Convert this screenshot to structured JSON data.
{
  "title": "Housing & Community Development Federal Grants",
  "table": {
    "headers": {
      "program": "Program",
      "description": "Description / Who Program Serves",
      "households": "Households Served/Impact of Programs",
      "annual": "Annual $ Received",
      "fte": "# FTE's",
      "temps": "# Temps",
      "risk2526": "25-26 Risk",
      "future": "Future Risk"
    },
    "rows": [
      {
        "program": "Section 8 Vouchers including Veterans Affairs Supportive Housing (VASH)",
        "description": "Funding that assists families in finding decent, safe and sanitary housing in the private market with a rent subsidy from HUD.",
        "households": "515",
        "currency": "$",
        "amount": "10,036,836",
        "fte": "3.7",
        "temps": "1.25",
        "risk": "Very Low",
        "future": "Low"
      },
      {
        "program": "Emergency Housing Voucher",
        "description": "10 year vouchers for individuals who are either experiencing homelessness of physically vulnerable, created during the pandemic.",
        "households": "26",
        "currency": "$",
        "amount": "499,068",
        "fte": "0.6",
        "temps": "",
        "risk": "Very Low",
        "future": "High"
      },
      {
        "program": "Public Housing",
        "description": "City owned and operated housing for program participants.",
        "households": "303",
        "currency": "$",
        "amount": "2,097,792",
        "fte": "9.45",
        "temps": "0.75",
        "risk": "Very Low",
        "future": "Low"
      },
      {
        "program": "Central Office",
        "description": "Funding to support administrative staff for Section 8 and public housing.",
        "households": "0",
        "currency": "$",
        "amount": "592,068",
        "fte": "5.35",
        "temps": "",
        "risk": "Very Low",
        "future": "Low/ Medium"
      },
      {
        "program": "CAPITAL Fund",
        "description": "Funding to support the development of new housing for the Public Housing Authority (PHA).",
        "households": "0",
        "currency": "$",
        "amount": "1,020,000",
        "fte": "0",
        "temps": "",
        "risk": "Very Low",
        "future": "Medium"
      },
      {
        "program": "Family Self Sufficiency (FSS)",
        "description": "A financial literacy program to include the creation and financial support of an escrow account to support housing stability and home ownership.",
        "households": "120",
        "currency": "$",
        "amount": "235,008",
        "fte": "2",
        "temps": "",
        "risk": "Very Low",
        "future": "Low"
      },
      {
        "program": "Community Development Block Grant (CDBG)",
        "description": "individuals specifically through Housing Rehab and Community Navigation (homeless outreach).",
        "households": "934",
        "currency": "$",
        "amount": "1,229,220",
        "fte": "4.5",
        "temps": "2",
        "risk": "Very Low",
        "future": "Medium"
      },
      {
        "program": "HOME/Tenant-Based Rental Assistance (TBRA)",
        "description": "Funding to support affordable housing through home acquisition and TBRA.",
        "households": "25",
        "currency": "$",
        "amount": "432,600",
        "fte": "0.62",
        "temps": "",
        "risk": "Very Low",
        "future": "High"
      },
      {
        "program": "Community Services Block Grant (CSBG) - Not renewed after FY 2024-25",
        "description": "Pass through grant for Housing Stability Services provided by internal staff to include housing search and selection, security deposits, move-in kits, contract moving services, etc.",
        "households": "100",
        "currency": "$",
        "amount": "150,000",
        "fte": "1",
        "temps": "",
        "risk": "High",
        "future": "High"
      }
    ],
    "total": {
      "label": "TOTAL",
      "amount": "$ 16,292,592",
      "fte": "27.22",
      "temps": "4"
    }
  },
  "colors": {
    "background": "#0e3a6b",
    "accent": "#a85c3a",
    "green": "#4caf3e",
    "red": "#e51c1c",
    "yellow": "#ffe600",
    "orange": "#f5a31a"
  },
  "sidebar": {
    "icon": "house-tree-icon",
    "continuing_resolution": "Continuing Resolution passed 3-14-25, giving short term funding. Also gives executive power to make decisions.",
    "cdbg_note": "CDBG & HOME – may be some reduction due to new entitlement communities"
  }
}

--

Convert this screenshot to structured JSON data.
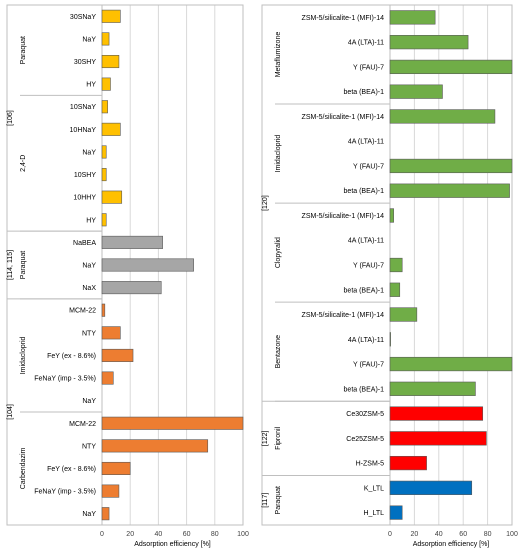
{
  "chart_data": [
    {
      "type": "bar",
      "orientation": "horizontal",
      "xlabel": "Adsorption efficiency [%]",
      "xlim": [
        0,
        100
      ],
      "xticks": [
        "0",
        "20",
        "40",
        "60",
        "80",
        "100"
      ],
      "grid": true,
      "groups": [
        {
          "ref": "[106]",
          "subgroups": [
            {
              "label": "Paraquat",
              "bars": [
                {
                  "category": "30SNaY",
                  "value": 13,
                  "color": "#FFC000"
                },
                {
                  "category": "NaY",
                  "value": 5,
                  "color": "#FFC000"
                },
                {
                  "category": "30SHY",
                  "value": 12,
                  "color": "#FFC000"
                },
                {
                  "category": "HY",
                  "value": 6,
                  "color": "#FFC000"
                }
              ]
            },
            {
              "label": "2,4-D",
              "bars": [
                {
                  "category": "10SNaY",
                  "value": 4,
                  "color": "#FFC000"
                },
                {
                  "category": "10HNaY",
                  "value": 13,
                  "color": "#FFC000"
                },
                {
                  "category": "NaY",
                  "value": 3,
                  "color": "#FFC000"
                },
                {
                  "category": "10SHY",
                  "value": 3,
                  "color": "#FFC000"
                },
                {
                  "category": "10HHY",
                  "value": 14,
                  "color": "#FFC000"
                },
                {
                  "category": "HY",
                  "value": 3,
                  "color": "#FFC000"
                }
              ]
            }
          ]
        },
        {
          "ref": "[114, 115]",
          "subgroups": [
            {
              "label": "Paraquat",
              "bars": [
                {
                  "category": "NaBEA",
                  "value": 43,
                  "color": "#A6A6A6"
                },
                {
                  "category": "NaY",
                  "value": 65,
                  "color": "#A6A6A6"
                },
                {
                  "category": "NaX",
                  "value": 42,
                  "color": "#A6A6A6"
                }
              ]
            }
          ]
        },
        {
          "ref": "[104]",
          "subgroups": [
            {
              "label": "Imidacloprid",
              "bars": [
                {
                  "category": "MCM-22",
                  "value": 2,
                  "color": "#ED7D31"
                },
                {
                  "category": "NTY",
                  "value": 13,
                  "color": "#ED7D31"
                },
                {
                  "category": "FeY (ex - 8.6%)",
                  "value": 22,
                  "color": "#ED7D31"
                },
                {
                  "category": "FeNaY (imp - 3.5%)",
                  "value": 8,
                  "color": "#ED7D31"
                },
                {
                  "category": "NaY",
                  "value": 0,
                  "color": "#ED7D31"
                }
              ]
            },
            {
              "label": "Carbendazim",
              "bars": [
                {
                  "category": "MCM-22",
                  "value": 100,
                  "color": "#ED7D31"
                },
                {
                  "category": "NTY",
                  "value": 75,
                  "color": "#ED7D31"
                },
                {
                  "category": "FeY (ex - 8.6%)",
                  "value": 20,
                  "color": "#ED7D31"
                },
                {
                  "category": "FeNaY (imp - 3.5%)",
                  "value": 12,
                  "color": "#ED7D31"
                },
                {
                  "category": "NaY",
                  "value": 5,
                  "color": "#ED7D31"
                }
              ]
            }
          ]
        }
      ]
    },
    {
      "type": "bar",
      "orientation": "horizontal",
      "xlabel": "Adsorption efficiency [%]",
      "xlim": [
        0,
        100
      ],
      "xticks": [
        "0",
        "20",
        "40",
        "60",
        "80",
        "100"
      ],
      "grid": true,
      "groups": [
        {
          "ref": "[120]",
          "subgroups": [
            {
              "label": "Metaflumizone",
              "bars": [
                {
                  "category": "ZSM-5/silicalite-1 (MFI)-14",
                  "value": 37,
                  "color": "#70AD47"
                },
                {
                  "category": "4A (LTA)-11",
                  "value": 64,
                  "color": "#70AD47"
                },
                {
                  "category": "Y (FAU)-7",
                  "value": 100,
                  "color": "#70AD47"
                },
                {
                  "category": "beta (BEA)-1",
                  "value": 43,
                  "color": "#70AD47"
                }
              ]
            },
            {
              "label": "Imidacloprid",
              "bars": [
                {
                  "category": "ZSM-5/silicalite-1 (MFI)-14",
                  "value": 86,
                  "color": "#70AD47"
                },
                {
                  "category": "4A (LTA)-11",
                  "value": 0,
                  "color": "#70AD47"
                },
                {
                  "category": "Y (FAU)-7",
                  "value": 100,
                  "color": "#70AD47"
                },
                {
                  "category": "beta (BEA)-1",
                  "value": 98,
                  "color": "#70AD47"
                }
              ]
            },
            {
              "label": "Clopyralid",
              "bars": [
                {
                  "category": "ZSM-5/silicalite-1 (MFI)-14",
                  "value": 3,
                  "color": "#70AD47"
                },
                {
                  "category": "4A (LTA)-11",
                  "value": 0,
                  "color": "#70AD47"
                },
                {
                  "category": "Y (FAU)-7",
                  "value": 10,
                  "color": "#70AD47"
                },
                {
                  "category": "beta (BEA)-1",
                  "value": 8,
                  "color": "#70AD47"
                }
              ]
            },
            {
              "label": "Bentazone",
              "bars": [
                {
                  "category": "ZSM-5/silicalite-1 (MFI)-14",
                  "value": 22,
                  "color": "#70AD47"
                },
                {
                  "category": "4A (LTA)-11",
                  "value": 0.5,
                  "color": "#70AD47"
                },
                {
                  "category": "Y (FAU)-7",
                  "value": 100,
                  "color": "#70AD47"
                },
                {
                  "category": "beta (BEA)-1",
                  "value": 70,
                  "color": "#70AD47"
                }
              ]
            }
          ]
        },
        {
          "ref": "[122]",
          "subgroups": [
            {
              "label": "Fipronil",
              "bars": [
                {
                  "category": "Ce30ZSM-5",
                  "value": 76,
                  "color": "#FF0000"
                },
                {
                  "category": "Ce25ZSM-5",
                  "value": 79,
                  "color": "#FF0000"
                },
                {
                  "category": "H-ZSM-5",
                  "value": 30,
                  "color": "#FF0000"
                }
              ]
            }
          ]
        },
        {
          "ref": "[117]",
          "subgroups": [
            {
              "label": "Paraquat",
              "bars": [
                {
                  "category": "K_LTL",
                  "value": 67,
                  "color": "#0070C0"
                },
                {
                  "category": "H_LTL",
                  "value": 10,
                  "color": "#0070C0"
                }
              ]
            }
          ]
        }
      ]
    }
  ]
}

Work to be completed
Across the records, how many lines contain "amount"? Only the number should be given.

Right answer
10